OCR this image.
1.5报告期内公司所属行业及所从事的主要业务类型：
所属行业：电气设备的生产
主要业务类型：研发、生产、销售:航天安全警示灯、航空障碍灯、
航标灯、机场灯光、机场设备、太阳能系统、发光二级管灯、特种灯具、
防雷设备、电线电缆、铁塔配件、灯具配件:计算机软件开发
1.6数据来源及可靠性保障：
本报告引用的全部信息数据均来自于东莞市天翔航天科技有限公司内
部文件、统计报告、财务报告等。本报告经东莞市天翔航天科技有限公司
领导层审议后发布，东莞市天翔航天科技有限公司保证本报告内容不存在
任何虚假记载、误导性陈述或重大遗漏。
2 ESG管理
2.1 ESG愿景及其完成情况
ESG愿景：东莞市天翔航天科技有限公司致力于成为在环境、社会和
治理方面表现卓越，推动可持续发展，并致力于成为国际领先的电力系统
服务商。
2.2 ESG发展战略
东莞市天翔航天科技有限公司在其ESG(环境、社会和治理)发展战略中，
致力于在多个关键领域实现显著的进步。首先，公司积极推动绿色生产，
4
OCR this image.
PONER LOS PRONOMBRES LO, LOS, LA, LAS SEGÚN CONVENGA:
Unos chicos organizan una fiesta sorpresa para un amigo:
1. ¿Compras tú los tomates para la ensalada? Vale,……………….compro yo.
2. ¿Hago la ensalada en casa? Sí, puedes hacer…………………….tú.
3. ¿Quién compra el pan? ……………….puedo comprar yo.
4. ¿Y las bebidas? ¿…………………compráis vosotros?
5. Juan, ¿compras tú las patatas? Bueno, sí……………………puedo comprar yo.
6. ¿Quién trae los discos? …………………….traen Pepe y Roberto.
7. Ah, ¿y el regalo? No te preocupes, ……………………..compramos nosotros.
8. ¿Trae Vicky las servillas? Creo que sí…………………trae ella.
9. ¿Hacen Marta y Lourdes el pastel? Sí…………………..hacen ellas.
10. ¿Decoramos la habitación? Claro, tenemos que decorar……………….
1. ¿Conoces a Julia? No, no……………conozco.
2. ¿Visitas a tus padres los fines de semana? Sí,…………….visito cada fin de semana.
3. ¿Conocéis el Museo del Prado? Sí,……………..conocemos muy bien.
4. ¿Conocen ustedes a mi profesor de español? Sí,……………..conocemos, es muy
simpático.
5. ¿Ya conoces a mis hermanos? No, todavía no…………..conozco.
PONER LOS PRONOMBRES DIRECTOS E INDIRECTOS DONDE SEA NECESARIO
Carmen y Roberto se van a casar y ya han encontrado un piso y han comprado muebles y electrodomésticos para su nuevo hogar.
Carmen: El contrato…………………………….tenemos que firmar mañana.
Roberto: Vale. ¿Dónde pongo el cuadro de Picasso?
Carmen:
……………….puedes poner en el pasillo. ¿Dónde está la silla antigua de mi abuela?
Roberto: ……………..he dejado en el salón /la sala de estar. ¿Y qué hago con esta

=======

WRITTEN EXERCISE:
Which lines include the word "conocemos"? Copy every one of them.

FINAL ANSWER:
3. ¿Conocéis el Museo del Prado? Sí,……………..conocemos muy bien.
4. ¿Conocen ustedes a mi profesor de español? Sí,……………..conocemos, es muy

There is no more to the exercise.